» Short task
Only a number is required: how many lines of the material contain the word "title"?

» Supplied information
%%
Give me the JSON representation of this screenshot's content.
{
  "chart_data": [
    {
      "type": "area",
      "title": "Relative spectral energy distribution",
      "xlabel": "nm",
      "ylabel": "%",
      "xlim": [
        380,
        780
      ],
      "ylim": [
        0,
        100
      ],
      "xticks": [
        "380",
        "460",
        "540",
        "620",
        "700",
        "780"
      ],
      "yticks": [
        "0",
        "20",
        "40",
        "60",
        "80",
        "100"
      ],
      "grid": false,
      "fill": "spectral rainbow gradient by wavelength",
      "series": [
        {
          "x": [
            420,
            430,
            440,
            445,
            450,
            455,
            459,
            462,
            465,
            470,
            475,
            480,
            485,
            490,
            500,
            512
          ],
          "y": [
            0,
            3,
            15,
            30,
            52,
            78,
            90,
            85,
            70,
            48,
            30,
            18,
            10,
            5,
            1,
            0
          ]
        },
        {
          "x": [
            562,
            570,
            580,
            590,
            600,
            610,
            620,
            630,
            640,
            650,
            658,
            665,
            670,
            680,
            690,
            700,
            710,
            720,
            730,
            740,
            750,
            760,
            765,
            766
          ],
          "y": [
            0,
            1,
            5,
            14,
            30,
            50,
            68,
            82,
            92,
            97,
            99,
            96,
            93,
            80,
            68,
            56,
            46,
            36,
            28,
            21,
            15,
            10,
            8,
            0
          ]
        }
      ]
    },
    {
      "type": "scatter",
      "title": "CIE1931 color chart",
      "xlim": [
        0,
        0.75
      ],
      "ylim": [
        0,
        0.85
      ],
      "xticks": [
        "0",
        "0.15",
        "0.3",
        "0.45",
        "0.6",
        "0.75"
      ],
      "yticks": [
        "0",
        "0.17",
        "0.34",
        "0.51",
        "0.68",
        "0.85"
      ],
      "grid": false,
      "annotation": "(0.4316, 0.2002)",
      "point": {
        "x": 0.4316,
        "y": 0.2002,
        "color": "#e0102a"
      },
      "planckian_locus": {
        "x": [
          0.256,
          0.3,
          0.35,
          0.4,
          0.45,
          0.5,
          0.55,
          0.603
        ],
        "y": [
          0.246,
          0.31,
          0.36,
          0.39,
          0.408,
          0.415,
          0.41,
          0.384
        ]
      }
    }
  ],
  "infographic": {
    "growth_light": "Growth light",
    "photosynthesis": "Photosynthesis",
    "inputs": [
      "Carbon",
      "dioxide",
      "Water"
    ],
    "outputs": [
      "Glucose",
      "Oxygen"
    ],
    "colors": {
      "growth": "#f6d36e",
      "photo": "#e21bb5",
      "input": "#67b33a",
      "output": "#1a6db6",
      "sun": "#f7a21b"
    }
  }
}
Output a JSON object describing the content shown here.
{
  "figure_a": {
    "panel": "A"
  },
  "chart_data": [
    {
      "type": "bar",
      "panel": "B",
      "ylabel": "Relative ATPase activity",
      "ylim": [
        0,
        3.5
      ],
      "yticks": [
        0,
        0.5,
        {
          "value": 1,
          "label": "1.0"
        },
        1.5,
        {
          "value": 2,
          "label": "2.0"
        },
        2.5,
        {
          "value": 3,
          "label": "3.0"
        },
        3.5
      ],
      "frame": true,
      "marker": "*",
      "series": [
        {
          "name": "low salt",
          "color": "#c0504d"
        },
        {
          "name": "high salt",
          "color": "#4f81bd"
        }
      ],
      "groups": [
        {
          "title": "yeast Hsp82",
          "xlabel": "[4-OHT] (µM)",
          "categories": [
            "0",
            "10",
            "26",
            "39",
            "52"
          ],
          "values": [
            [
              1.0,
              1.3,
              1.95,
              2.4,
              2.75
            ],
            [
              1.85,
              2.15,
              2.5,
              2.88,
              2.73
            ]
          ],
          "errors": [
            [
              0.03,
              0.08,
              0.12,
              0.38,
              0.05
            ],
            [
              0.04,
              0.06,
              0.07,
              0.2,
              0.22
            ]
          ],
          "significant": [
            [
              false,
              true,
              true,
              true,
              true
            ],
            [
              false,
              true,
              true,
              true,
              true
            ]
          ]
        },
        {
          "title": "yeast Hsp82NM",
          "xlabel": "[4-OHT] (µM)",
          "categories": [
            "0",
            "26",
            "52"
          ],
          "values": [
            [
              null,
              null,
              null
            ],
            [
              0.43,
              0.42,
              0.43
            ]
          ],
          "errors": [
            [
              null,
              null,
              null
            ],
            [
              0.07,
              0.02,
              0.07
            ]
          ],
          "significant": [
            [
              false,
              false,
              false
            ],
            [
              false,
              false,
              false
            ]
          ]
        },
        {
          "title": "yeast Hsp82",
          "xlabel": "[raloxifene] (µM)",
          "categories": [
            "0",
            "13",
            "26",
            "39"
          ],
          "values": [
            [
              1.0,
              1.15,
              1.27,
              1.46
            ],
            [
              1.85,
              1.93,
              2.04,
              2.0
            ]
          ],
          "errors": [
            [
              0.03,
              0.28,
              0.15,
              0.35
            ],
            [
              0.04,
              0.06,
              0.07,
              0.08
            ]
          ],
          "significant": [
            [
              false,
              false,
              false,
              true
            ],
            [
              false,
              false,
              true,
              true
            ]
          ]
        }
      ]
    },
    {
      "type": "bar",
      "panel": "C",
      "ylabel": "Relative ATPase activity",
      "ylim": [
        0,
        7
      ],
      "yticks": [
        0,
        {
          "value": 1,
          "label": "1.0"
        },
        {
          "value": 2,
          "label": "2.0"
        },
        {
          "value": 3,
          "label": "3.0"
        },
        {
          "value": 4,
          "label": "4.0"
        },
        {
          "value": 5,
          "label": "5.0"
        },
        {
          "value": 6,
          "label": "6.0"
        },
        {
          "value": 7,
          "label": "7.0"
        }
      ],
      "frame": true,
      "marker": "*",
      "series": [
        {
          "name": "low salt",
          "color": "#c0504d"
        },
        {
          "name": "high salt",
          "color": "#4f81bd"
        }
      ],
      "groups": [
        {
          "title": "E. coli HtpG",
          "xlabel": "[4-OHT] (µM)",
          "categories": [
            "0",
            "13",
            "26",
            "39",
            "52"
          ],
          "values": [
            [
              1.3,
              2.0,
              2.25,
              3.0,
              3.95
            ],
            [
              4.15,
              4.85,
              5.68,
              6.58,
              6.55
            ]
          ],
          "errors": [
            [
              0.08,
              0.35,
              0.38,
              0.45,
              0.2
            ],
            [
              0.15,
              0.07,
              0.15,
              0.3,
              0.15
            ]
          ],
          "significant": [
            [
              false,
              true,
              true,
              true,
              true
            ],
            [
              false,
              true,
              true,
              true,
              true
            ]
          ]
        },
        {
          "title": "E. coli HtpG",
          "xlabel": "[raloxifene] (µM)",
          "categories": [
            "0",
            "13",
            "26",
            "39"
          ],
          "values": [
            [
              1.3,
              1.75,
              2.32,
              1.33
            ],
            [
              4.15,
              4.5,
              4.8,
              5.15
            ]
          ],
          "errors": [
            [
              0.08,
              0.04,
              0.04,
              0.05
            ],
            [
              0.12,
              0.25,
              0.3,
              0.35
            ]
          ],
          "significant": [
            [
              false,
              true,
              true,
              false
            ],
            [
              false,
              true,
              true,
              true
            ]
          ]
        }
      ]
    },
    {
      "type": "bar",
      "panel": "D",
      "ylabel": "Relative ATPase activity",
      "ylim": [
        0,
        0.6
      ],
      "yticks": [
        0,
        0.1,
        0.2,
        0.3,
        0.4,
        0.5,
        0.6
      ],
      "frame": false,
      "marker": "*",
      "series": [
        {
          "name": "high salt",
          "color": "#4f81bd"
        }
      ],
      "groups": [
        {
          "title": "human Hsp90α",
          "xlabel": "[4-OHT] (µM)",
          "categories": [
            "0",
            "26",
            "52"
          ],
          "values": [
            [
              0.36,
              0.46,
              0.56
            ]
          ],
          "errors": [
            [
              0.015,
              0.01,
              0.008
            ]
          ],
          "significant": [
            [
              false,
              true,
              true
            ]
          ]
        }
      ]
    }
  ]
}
%%
» Correct result
8